=== What you need to do ===
Return all lines where the word "Output" can be found.
** Start of Provided records **
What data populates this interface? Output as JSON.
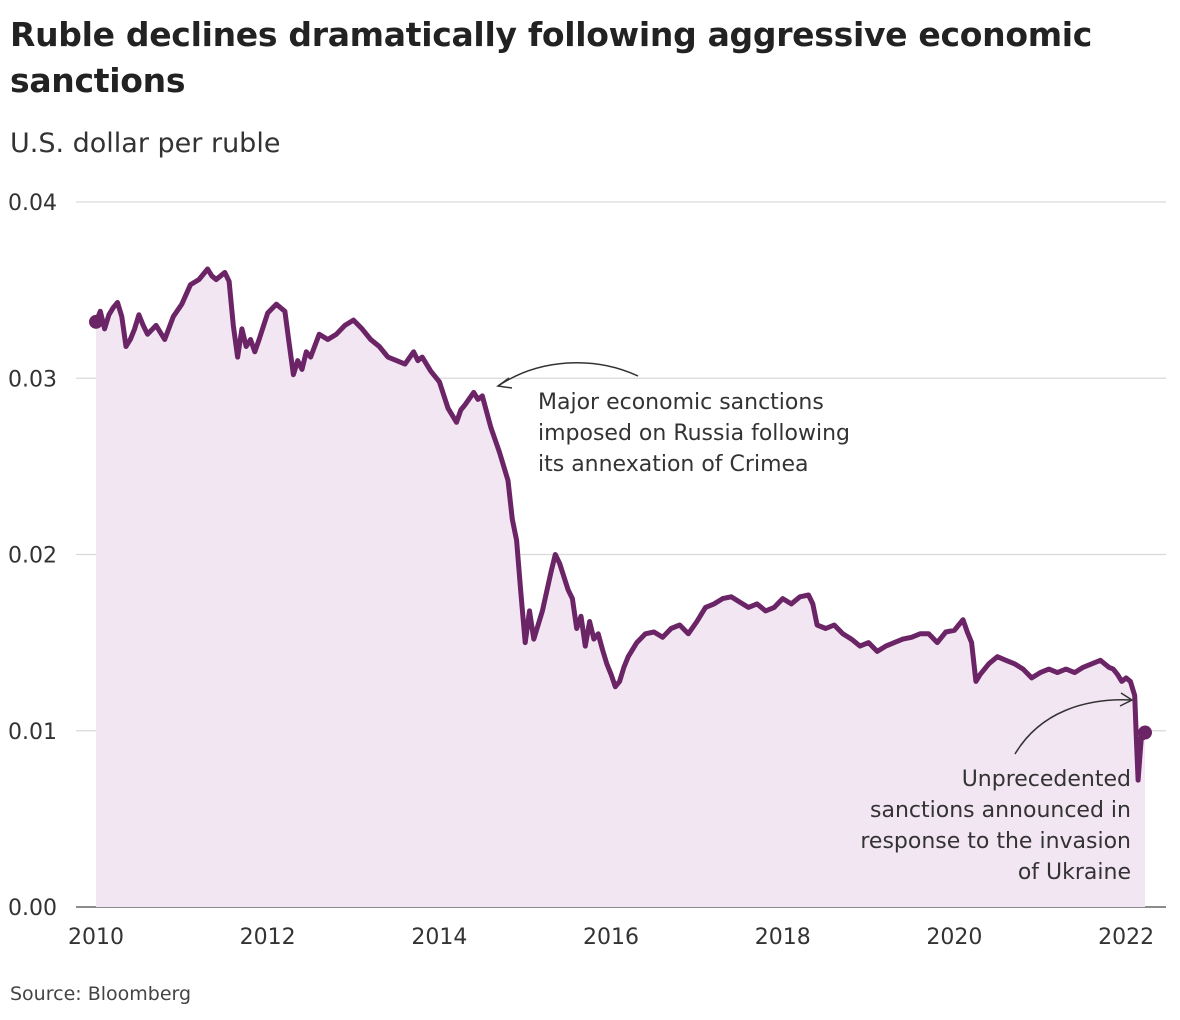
{
  "title": "Ruble declines dramatically following aggressive economic sanctions",
  "subtitle": "U.S. dollar per ruble",
  "source": "Source: Bloomberg",
  "colors": {
    "line": "#6b2466",
    "area": "#f3e6f3",
    "grid": "#d9d9d9",
    "text": "#222222"
  },
  "chart_data": {
    "type": "area",
    "title": "Ruble declines dramatically following aggressive economic sanctions",
    "ylabel": "U.S. dollar per ruble",
    "xlabel": "",
    "xlim": [
      2010.0,
      2022.3
    ],
    "ylim": [
      0,
      0.04
    ],
    "grid": true,
    "x_ticks": [
      2010,
      2012,
      2014,
      2016,
      2018,
      2020,
      2022
    ],
    "x_tick_labels": [
      "2010",
      "2012",
      "2014",
      "2016",
      "2018",
      "2020",
      "2022"
    ],
    "y_ticks": [
      0,
      0.01,
      0.02,
      0.03,
      0.04
    ],
    "y_tick_labels": [
      "0.00",
      "0.01",
      "0.02",
      "0.03",
      "0.04"
    ],
    "series": [
      {
        "name": "U.S. dollar per ruble",
        "x": [
          2010.0,
          2010.05,
          2010.1,
          2010.15,
          2010.2,
          2010.25,
          2010.3,
          2010.35,
          2010.4,
          2010.45,
          2010.5,
          2010.55,
          2010.6,
          2010.7,
          2010.8,
          2010.9,
          2011.0,
          2011.1,
          2011.2,
          2011.3,
          2011.35,
          2011.4,
          2011.5,
          2011.55,
          2011.6,
          2011.65,
          2011.7,
          2011.75,
          2011.8,
          2011.85,
          2011.9,
          2012.0,
          2012.1,
          2012.2,
          2012.25,
          2012.3,
          2012.35,
          2012.4,
          2012.45,
          2012.5,
          2012.6,
          2012.7,
          2012.8,
          2012.9,
          2013.0,
          2013.1,
          2013.2,
          2013.3,
          2013.4,
          2013.5,
          2013.6,
          2013.7,
          2013.75,
          2013.8,
          2013.9,
          2014.0,
          2014.1,
          2014.2,
          2014.25,
          2014.3,
          2014.4,
          2014.45,
          2014.5,
          2014.6,
          2014.7,
          2014.8,
          2014.85,
          2014.9,
          2014.95,
          2015.0,
          2015.05,
          2015.1,
          2015.15,
          2015.2,
          2015.3,
          2015.35,
          2015.4,
          2015.5,
          2015.55,
          2015.6,
          2015.65,
          2015.7,
          2015.75,
          2015.8,
          2015.85,
          2015.9,
          2015.95,
          2016.0,
          2016.05,
          2016.1,
          2016.15,
          2016.2,
          2016.3,
          2016.4,
          2016.5,
          2016.6,
          2016.7,
          2016.8,
          2016.9,
          2017.0,
          2017.1,
          2017.2,
          2017.3,
          2017.4,
          2017.5,
          2017.6,
          2017.7,
          2017.8,
          2017.9,
          2018.0,
          2018.1,
          2018.2,
          2018.3,
          2018.35,
          2018.4,
          2018.5,
          2018.6,
          2018.7,
          2018.8,
          2018.9,
          2019.0,
          2019.1,
          2019.2,
          2019.3,
          2019.4,
          2019.5,
          2019.6,
          2019.7,
          2019.8,
          2019.9,
          2020.0,
          2020.05,
          2020.1,
          2020.15,
          2020.2,
          2020.25,
          2020.3,
          2020.4,
          2020.5,
          2020.6,
          2020.7,
          2020.8,
          2020.9,
          2021.0,
          2021.1,
          2021.2,
          2021.3,
          2021.4,
          2021.5,
          2021.6,
          2021.7,
          2021.8,
          2021.85,
          2021.9,
          2021.95,
          2022.0,
          2022.05,
          2022.1,
          2022.12,
          2022.14,
          2022.16,
          2022.18,
          2022.2,
          2022.22
        ],
        "values": [
          0.0332,
          0.0338,
          0.0328,
          0.0336,
          0.034,
          0.0343,
          0.0335,
          0.0318,
          0.0322,
          0.0328,
          0.0336,
          0.033,
          0.0325,
          0.033,
          0.0322,
          0.0335,
          0.0342,
          0.0353,
          0.0356,
          0.0362,
          0.0358,
          0.0356,
          0.036,
          0.0355,
          0.033,
          0.0312,
          0.0328,
          0.0318,
          0.0322,
          0.0315,
          0.0322,
          0.0337,
          0.0342,
          0.0338,
          0.032,
          0.0302,
          0.031,
          0.0305,
          0.0315,
          0.0312,
          0.0325,
          0.0322,
          0.0325,
          0.033,
          0.0333,
          0.0328,
          0.0322,
          0.0318,
          0.0312,
          0.031,
          0.0308,
          0.0315,
          0.031,
          0.0312,
          0.0304,
          0.0298,
          0.0283,
          0.0275,
          0.0282,
          0.0285,
          0.0292,
          0.0288,
          0.029,
          0.0272,
          0.0258,
          0.0242,
          0.022,
          0.0208,
          0.0178,
          0.015,
          0.0168,
          0.0152,
          0.016,
          0.0168,
          0.019,
          0.02,
          0.0195,
          0.018,
          0.0175,
          0.0158,
          0.0165,
          0.0148,
          0.0162,
          0.0152,
          0.0155,
          0.0146,
          0.0138,
          0.0132,
          0.0125,
          0.0128,
          0.0136,
          0.0142,
          0.015,
          0.0155,
          0.0156,
          0.0153,
          0.0158,
          0.016,
          0.0155,
          0.0162,
          0.017,
          0.0172,
          0.0175,
          0.0176,
          0.0173,
          0.017,
          0.0172,
          0.0168,
          0.017,
          0.0175,
          0.0172,
          0.0176,
          0.0177,
          0.0172,
          0.016,
          0.0158,
          0.016,
          0.0155,
          0.0152,
          0.0148,
          0.015,
          0.0145,
          0.0148,
          0.015,
          0.0152,
          0.0153,
          0.0155,
          0.0155,
          0.015,
          0.0156,
          0.0157,
          0.016,
          0.0163,
          0.0156,
          0.015,
          0.0128,
          0.0132,
          0.0138,
          0.0142,
          0.014,
          0.0138,
          0.0135,
          0.013,
          0.0133,
          0.0135,
          0.0133,
          0.0135,
          0.0133,
          0.0136,
          0.0138,
          0.014,
          0.0136,
          0.0135,
          0.0132,
          0.0128,
          0.013,
          0.0128,
          0.012,
          0.0095,
          0.0072,
          0.0085,
          0.0098,
          0.0096,
          0.0099
        ]
      }
    ],
    "endpoint_markers": [
      {
        "x": 2010.0,
        "y": 0.0332
      },
      {
        "x": 2022.22,
        "y": 0.0099
      }
    ],
    "annotations": [
      {
        "id": "crimea",
        "lines": [
          "Major economic sanctions",
          "imposed on Russia following",
          "its annexation of Crimea"
        ],
        "x": 2014.5,
        "y": 0.0295
      },
      {
        "id": "ukraine",
        "lines": [
          "Unprecedented",
          "sanctions announced in",
          "response to the invasion",
          "of Ukraine"
        ],
        "x": 2022.1,
        "y": 0.0118
      }
    ]
  }
}
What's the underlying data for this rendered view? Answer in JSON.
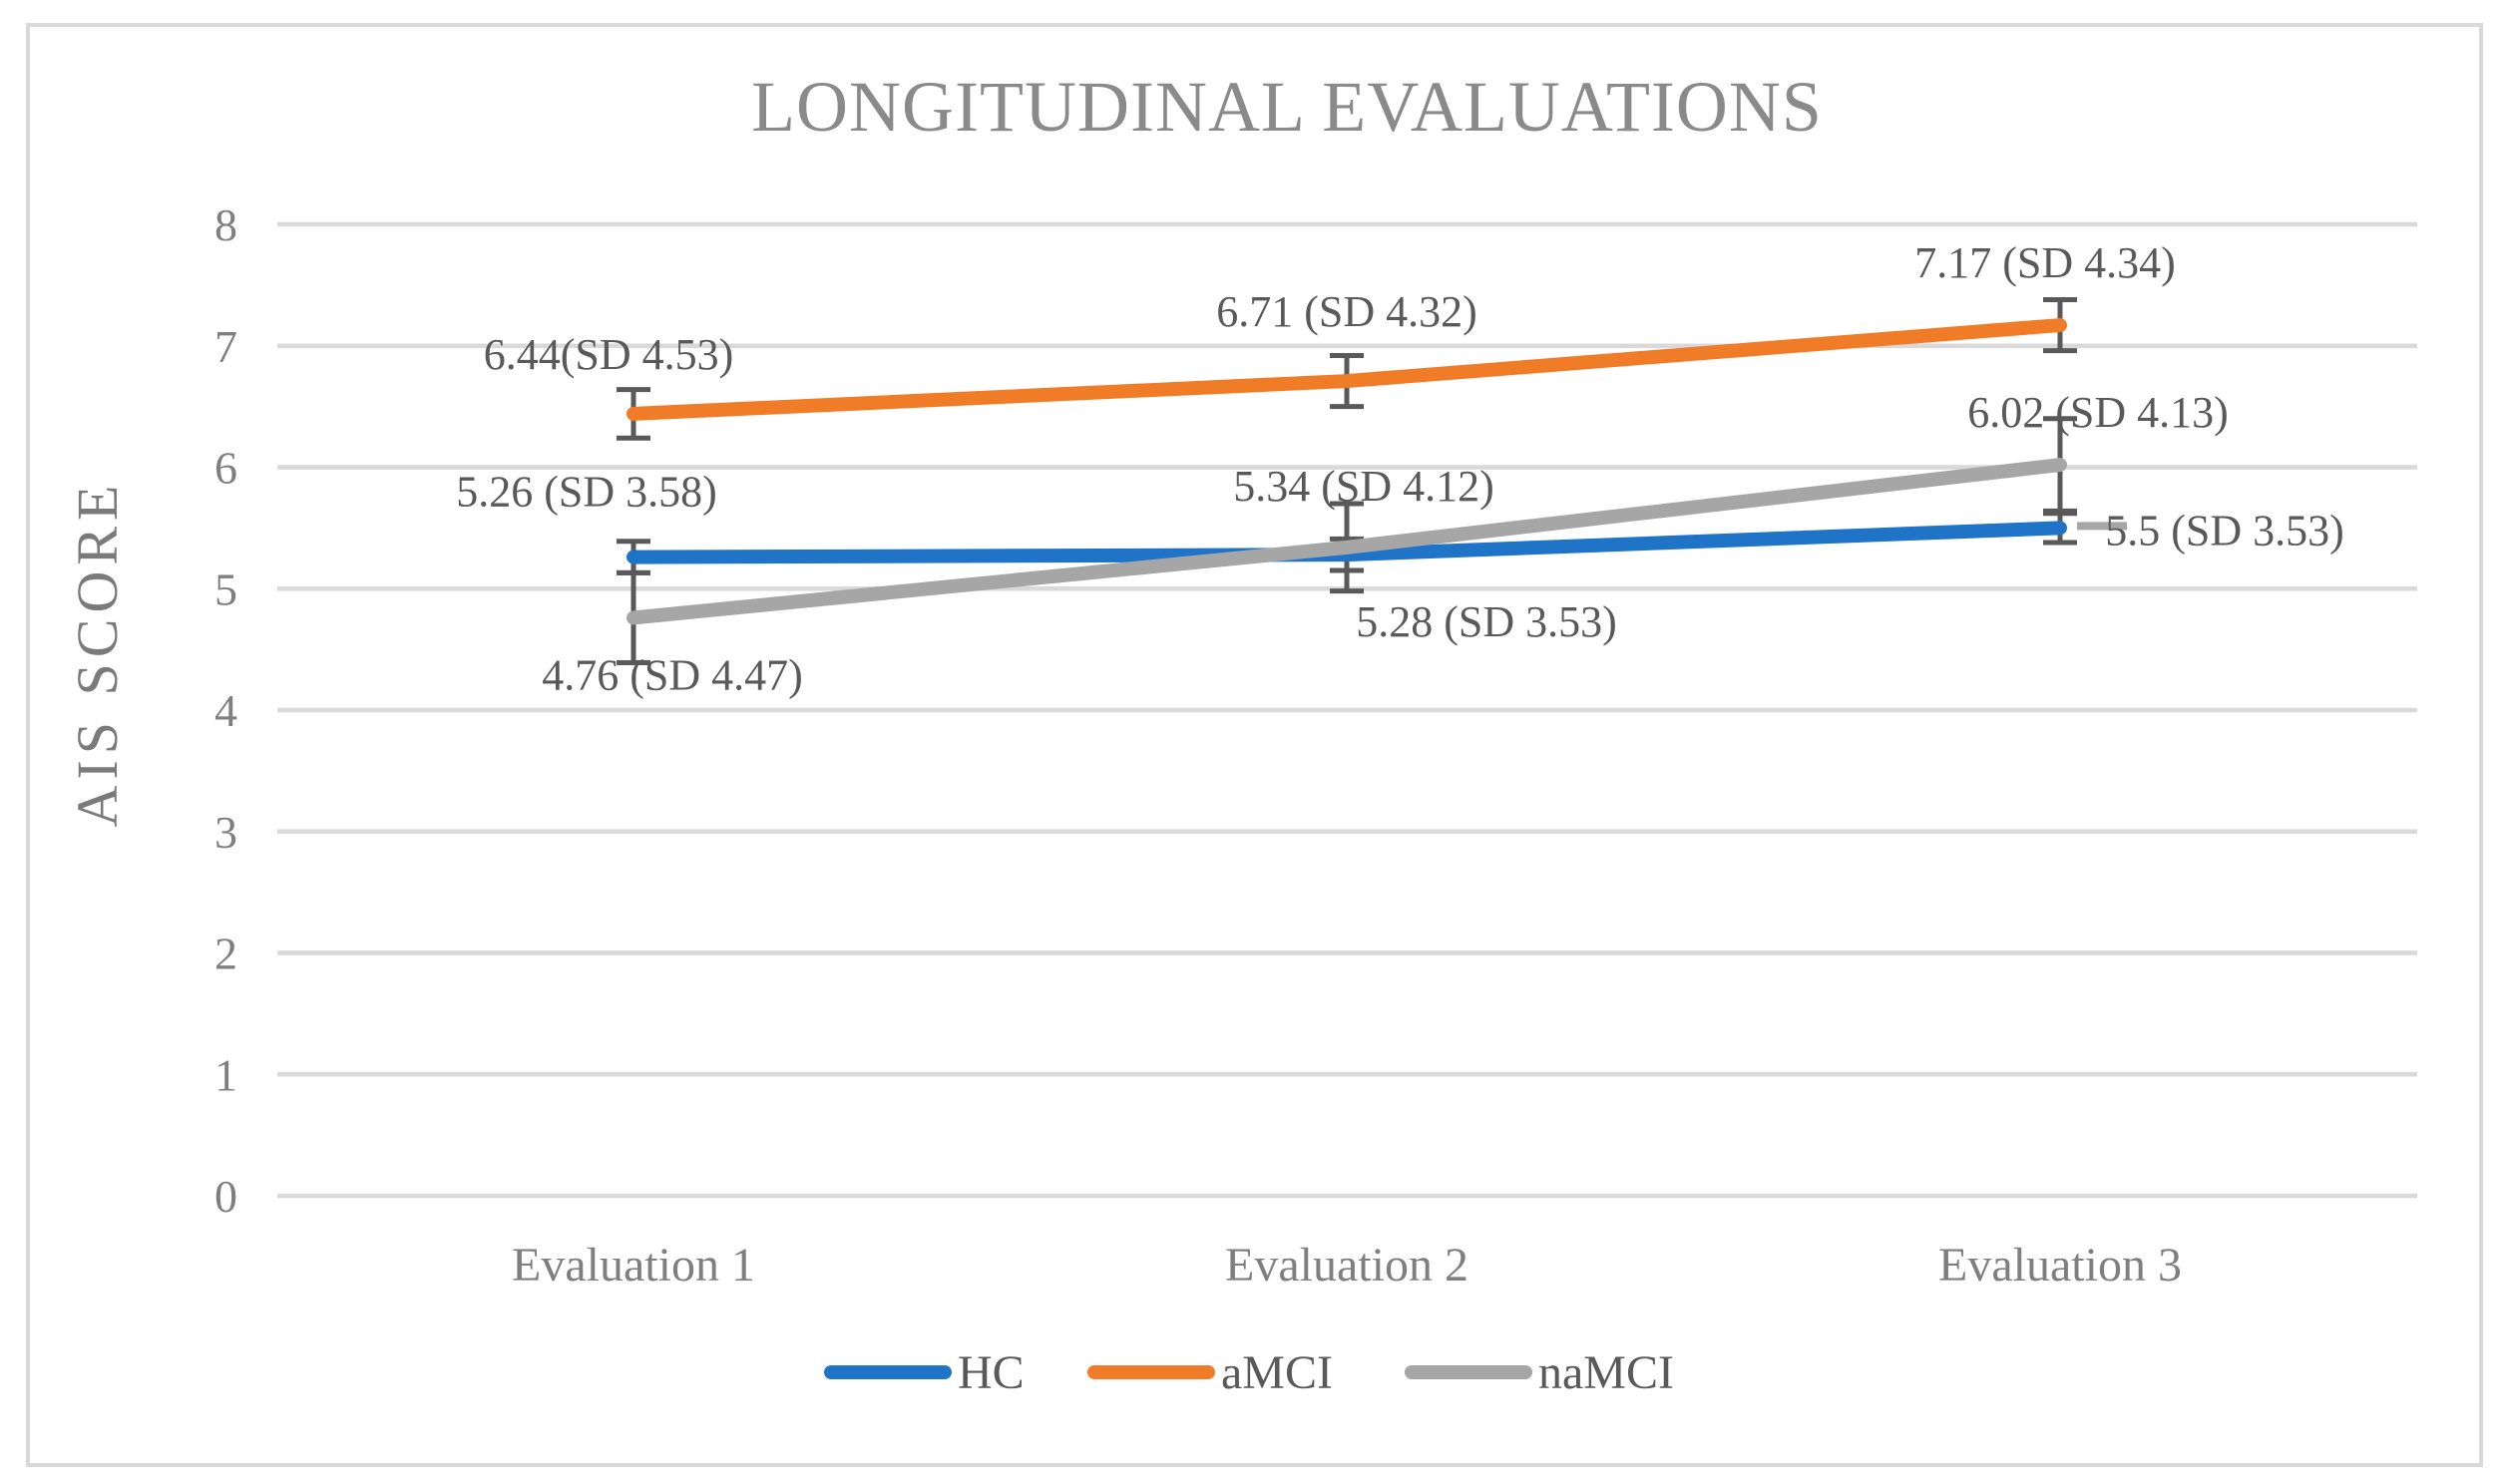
{
  "chart_data": {
    "type": "line",
    "title": "LONGITUDINAL EVALUATIONS",
    "ylabel": "AIS SCORE",
    "xlabel": "",
    "categories": [
      "Evaluation 1",
      "Evaluation 2",
      "Evaluation 3"
    ],
    "ylim": [
      0,
      8
    ],
    "ytick_step": 1,
    "yticks": [
      0,
      1,
      2,
      3,
      4,
      5,
      6,
      7,
      8
    ],
    "grid": true,
    "legend_position": "bottom",
    "series": [
      {
        "name": "HC",
        "color": "#1F74C8",
        "values": [
          5.26,
          5.28,
          5.5
        ],
        "sd": [
          3.58,
          3.53,
          3.53
        ],
        "error": [
          0.13,
          0.13,
          0.12
        ],
        "labels": [
          "5.26 (SD 3.58)",
          "5.28 (SD 3.53)",
          "5.5 (SD 3.53)"
        ],
        "label_offsets": [
          {
            "dx": -47,
            "dy": -66
          },
          {
            "dx": 140,
            "dy": 67
          },
          {
            "dx": 165,
            "dy": 2,
            "leader": true
          }
        ]
      },
      {
        "name": "aMCI",
        "color": "#F07C28",
        "values": [
          6.44,
          6.71,
          7.17
        ],
        "sd": [
          4.53,
          4.32,
          4.34
        ],
        "error": [
          0.2,
          0.21,
          0.21
        ],
        "labels": [
          "6.44(SD 4.53)",
          "6.71 (SD 4.32)",
          "7.17 (SD 4.34)"
        ],
        "label_offsets": [
          {
            "dx": -25,
            "dy": -60
          },
          {
            "dx": 0,
            "dy": -70
          },
          {
            "dx": -15,
            "dy": -63
          }
        ]
      },
      {
        "name": "naMCI",
        "color": "#A6A6A6",
        "values": [
          4.76,
          5.34,
          6.02
        ],
        "sd": [
          4.47,
          4.12,
          4.13
        ],
        "error": [
          0.37,
          0.36,
          0.38
        ],
        "labels": [
          "4.76 (SD 4.47)",
          "5.34 (SD 4.12)",
          "6.02 (SD 4.13)"
        ],
        "label_offsets": [
          {
            "dx": 39,
            "dy": 57
          },
          {
            "dx": 17,
            "dy": -62
          },
          {
            "dx": 38,
            "dy": -53
          }
        ]
      }
    ],
    "colors": {
      "grid": "#D9D9D9",
      "border": "#D9D9D9",
      "title": "#8A8A8A",
      "axis_text": "#7F7F7F",
      "data_label": "#595959",
      "error_bar": "#595959",
      "leader": "#A6A6A6",
      "background": "#FFFFFF"
    }
  }
}
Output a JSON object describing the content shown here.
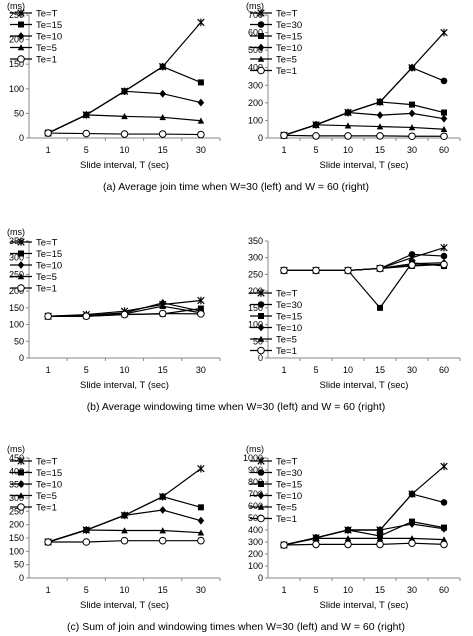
** End of Provided records **
=== Written answer ===
What data populates this interface? Output as JSON.
Output a JSON object describing the content shown here.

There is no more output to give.